Daniel Silveira se recusou a colocar o equipamento de proteção ao chegar no Instituto Médico Legal (IML) para passar por exame de corpo de delito

Daniel Silveira se recusa a colocar máscara ao chegar no IML / Reprodução

Ao dar entrada no Instituto Médico Legal (IML) para passar por exame de corpo de delito antes da prisão, o deputado federal Daniel Silveira (PSL-RJ) desacatou uma policial civil que lhe pediu para colocar a máscara de proteção facial contra o novo coronavírus. A discussão foi filmada por um assessor parlamentar.

Após perceber que o deputado estava sem o equipamento, obrigatório em locais públicos do Rio de Janeiro desde junho, a servidora avisa: “Para a nossa proteção e para a sua também, aqui dentro tem que usar máscara”.

Inicialmente, ele se recusa a cumprir a orientação. “A senhora não manda em mim não. Está achando que está falando com vagabundo? Meu irmão, a pior coisa é militante petista”, reage.

Diante da insistência da policial, o deputado sobe o tom. “E se eu não quiser botar? Se a senhora falar mais uma vez eu não boto. Se falar mais uma vez eu tiro”, diz. “A senhora é policial civil, eu também sou polícia, e aí? E sou deputado federal, e aí? A senhora não conhece a porra da lei, não?”, afirma ainda na discussão.

## Dados de entrada:
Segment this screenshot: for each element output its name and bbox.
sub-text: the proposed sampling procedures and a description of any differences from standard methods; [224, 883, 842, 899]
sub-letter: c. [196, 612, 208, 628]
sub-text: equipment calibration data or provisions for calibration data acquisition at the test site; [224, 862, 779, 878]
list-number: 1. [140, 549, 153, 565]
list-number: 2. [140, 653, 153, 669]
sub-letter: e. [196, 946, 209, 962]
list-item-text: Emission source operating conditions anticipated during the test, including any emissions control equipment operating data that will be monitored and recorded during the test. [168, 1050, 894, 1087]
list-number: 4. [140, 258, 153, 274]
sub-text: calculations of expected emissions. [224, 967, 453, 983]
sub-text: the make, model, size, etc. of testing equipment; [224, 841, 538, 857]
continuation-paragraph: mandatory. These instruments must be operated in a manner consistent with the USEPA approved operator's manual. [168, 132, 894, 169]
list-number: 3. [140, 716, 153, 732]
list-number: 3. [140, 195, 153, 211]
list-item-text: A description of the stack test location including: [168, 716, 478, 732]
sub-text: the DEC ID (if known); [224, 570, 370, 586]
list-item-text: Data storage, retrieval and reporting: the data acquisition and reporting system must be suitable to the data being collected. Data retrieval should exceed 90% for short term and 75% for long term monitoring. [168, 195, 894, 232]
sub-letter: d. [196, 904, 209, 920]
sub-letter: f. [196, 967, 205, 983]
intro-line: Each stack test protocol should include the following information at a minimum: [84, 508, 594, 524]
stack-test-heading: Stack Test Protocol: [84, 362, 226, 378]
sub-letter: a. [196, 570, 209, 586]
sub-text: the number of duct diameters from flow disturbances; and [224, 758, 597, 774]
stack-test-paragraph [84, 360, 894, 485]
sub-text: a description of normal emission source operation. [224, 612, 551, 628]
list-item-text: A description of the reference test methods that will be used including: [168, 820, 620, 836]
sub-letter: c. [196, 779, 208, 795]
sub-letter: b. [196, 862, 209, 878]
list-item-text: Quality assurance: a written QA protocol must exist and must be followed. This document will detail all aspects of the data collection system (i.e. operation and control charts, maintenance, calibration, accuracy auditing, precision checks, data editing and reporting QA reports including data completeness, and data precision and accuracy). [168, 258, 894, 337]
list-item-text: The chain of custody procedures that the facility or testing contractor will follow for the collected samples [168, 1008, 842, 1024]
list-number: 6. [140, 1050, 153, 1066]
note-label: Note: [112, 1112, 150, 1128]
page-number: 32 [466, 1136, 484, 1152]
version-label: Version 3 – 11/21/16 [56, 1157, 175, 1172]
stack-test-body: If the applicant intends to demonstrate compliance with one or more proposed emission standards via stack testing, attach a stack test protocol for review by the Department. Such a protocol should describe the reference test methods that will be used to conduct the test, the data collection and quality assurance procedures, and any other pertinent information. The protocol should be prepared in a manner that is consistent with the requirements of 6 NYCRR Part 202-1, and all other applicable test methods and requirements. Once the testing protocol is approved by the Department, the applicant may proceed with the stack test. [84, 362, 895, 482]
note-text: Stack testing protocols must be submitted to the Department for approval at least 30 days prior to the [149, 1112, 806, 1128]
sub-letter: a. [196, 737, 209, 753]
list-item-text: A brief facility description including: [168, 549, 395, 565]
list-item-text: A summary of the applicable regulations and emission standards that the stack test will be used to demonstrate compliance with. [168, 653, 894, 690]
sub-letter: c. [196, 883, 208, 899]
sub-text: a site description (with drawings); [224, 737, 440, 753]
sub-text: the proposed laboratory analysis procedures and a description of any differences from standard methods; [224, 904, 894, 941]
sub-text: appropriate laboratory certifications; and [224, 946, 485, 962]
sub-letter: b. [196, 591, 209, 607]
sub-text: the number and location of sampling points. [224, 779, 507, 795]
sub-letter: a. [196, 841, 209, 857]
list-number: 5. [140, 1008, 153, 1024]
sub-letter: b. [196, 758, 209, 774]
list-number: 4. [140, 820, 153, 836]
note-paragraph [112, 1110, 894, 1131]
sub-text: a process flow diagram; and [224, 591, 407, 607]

## Tarefa 1:
Responda, com base na notícia sobre Daniel Silveira no IML:
(a) Quem filmou a discussão?
(b) Desde quando a máscara é obrigatória em locais públicos do Rio de Janeiro?
(c) Além de deputado federal, o que o deputado diz que também é?
## Tarefa 2:
Copie da notícia sobre Daniel Silveira no IML tudo o que vai desde "Ao dar entrada" até "um assessor parlamentar.", sem mudar nada.
## Tarefa 3:
Dê sequência à notícia sobre Daniel Silveira no IML, começando logo depois da última frase dela.

## Resultado 1:
(a) Um assessor parlamentar.
(b) Desde junho.
(c) Polícia.

## Resultado 2:
Ao dar entrada no Instituto Médico Legal (IML) para passar por exame de corpo de delito antes da prisão, o deputado federal Daniel Silveira (PSL-RJ) desacatou uma policial civil que lhe pediu para colocar a máscara de proteção facial contra o novo coronavírus. A discussão foi filmada por um assessor parlamentar.

## Resultado 3:
Na manhã desta quarta, 17, o advogado André Rios minimizou o ocorrido. Segundo ele, Daniel Silveira ‘tem laudo médico que dispensa o uso de máscara’. Ele acrescentou ainda que a discussão pode ter sido motivada pelo ‘calor do momento’ de ‘uma prisão ilegal’. Para Rios, a postura não tem qualquer impacto na acusação que sofre o deputado. “Cabe à funcionária, se ela realmente se sentiu ofendida, de tomar as medidas legais”, considerou.

Preso em Petrópolis, na região serrana do Rio, no final da noite de terça-feira, 16, Daniel Silveira foi levado para a Superintendência da Polícia Federal na capital. A ordem para a detenção partiu do ministro Alexandre de Moraes, do Supremo Tribunal Federal (STF), após a divulgação de um vídeo em que o parlamentar defende o AI-5, instrumento de repressão mais duro da ditadura militar que fechou o Congresso Nacional, e a destituição de ministros tribunal. O caso ainda será analisado pelos plenários do próprio STF e da Câmara dos Deputados.